■ **Dataset entries**:
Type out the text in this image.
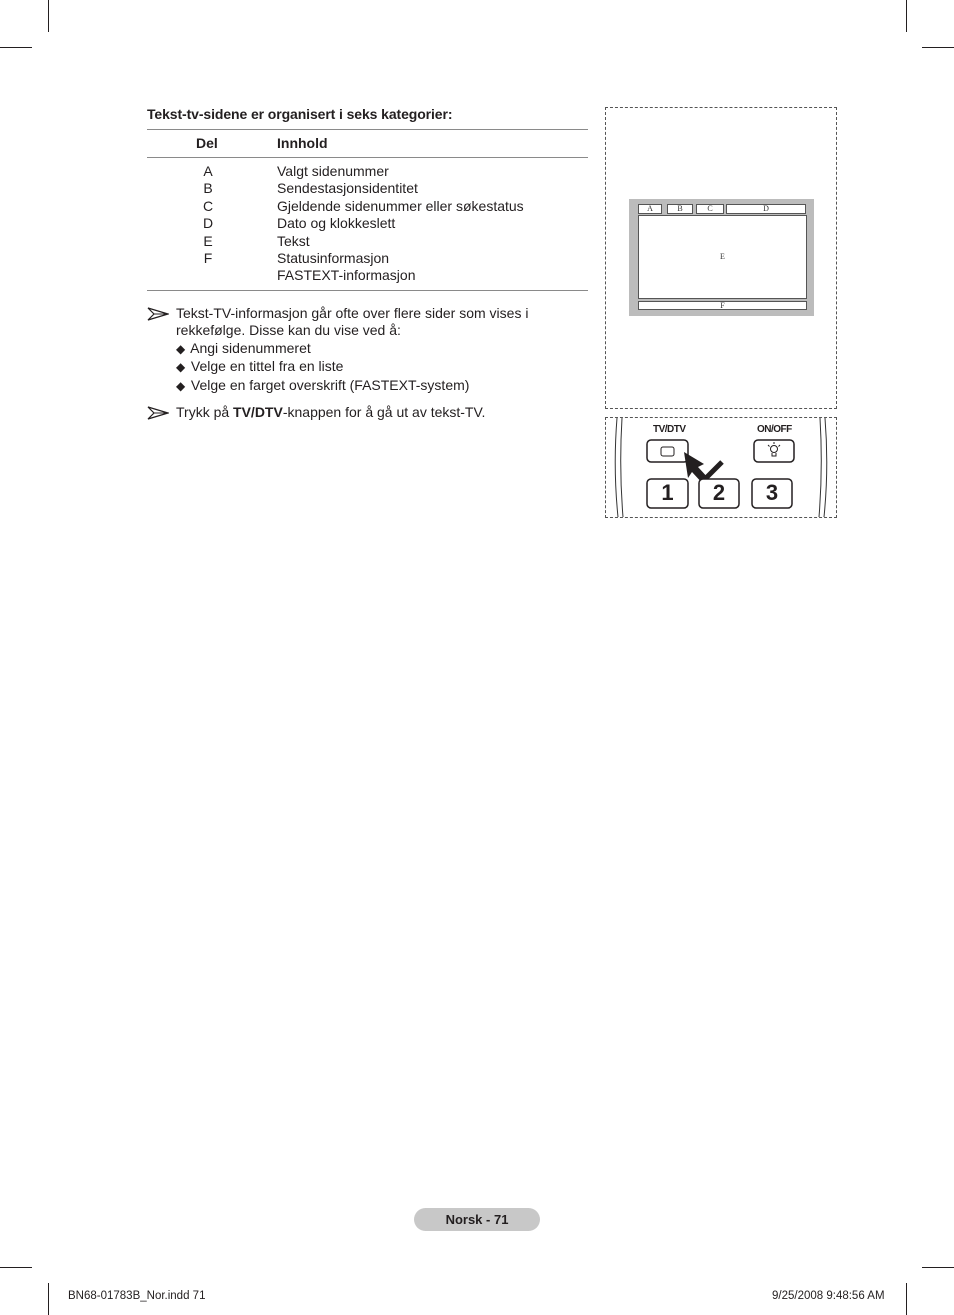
Tekst-tv-sidene er organisert i seks kategorier:
Del	Innhold
A	Valgt sidenummer
B	Sendestasjonsidentitet
C	Gjeldende sidenummer eller søkestatus
D	Dato og klokkeslett
E	Tekst
F	Statusinformasjon
FASTEXT-informasjon
Tekst-TV-informasjon går ofte over flere sider som vises i
rekkefølge. Disse kan du vise ved å:
◆ Angi sidenummeret
◆ Velge en tittel fra en liste
◆ Velge en farget overskrift (FASTEXT-system)
Trykk på TV/DTV-knappen for å gå ut av tekst-TV.
A	B	C	D
E
F
TV/DTV	ON/OFF
1	2	3
Norsk - 71
BN68-01783B_Nor.indd 71	9/25/2008 9:48:56 AM
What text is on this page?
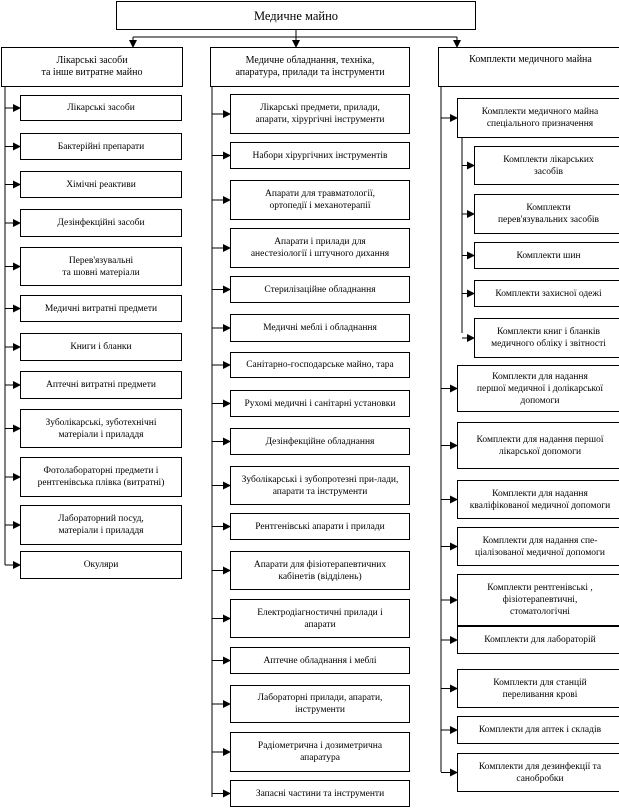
Медичне майно
Лікарські засоби
та інше витратне майно
Медичне обладнання, техніка,
апаратура, прилади та інструменти
Комплекти медичного майна
Лікарські засоби
Бактерійні препарати
Хімічні реактиви
Дезінфекційні засоби
Перев'язувальні
та шовні матеріали
Медичні витратні предмети
Книги і бланки
Аптечні витратні предмети
Зуболікарські, зуботехнічні
матеріали і приладдя
Фотолабораторні предмети і
рентгенівська плівка (витратні)
Лабораторний посуд,
матеріали і приладдя
Окуляри
Лікарські предмети, прилади,
апарати, хірургічні інструменти
Набори хірургічних інструментів
Апарати для травматології,
ортопедії і механотерапії
Апарати і прилади для
анестезіології і штучного дихання
Стерилізаційне обладнання
Медичні меблі і обладнання
Санітарно-господарське майно, тара
Рухомі медичні і санітарні установки
Дезінфекційне обладнання
Зуболікарські і зубопротезні при-лади,
апарати та інструменти
Рентгенівські апарати і прилади
Апарати для фізіотерапевтичних
кабінетів (відділень)
Електродіагностичні прилади і
апарати
Аптечне обладнання і меблі
Лабораторні прилади, апарати,
інструменти
Радіометрична і дозиметрична
апаратура
Запасні частини та інструменти
Комплекти медичного майна
спеціального призначення
Комплекти для надання
першої медичної і долікарської
допомоги
Комплекти для надання першої
лікарської допомоги
Комплекти для надання кваліфікованої медичної допомоги
Комплекти для надання спе-
ціалізованої медичної допомоги
Комплекти рентгенівські ,
фізіотерапевтичні,
стоматологічні
Комплекти для лабораторій
Комплекти для станцій
переливання крові
Комплекти для аптек і складів
Комплекти для дезинфекції та
санобробки
Комплекти лікарських
засобів
Комплекти
перев'язувальних засобів
Комплекти шин
Комплекти захисної одежі
Комплекти книг і бланків
медичного обліку і звітності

■ **GOAL**:
Reproduce the entries above without change, omitting all pictures.

■ **SOLUTION FOR THIS TASK**:
Type out the text in this image.
Tekst-tv-sidene er organisert i seks kategorier:
Del	Innhold
A	Valgt sidenummer
B	Sendestasjonsidentitet
C	Gjeldende sidenummer eller søkestatus
D	Dato og klokkeslett
E	Tekst
F	Statusinformasjon
FASTEXT-informasjon
Tekst-TV-informasjon går ofte over flere sider som vises i
rekkefølge. Disse kan du vise ved å:
◆ Angi sidenummeret
◆ Velge en tittel fra en liste
◆ Velge en farget overskrift (FASTEXT-system)
Trykk på TV/DTV-knappen for å gå ut av tekst-TV.
A	B	C	D
E
F
TV/DTV	ON/OFF
1	2	3
Norsk - 71
BN68-01783B_Nor.indd 71	9/25/2008 9:48:56 AM
What text is on this page?
Медичне майно
Лікарські засоби
та інше витратне майно
Медичне обладнання, техніка,
апаратура, прилади та інструменти
Комплекти медичного майна
Лікарські засоби
Бактерійні препарати
Хімічні реактиви
Дезінфекційні засоби
Перев'язувальні
та шовні матеріали
Медичні витратні предмети
Книги і бланки
Аптечні витратні предмети
Зуболікарські, зуботехнічні
матеріали і приладдя
Фотолабораторні предмети і
рентгенівська плівка (витратні)
Лабораторний посуд,
матеріали і приладдя
Окуляри
Лікарські предмети, прилади,
апарати, хірургічні інструменти
Набори хірургічних інструментів
Апарати для травматології,
ортопедії і механотерапії
Апарати і прилади для
анестезіології і штучного дихання
Стерилізаційне обладнання
Медичні меблі і обладнання
Санітарно-господарське майно, тара
Рухомі медичні і санітарні установки
Дезінфекційне обладнання
Зуболікарські і зубопротезні при-лади,
апарати та інструменти
Рентгенівські апарати і прилади
Апарати для фізіотерапевтичних
кабінетів (відділень)
Електродіагностичні прилади і
апарати
Аптечне обладнання і меблі
Лабораторні прилади, апарати,
інструменти
Радіометрична і дозиметрична
апаратура
Запасні частини та інструменти
Комплекти медичного майна
спеціального призначення
Комплекти для надання
першої медичної і долікарської
допомоги
Комплекти для надання першої
лікарської допомоги
Комплекти для надання кваліфікованої медичної допомоги
Комплекти для надання спе-
ціалізованої медичної допомоги
Комплекти рентгенівські ,
фізіотерапевтичні,
стоматологічні
Комплекти для лабораторій
Комплекти для станцій
переливання крові
Комплекти для аптек і складів
Комплекти для дезинфекції та
санобробки
Комплекти лікарських
засобів
Комплекти
перев'язувальних засобів
Комплекти шин
Комплекти захисної одежі
Комплекти книг і бланків
медичного обліку і звітності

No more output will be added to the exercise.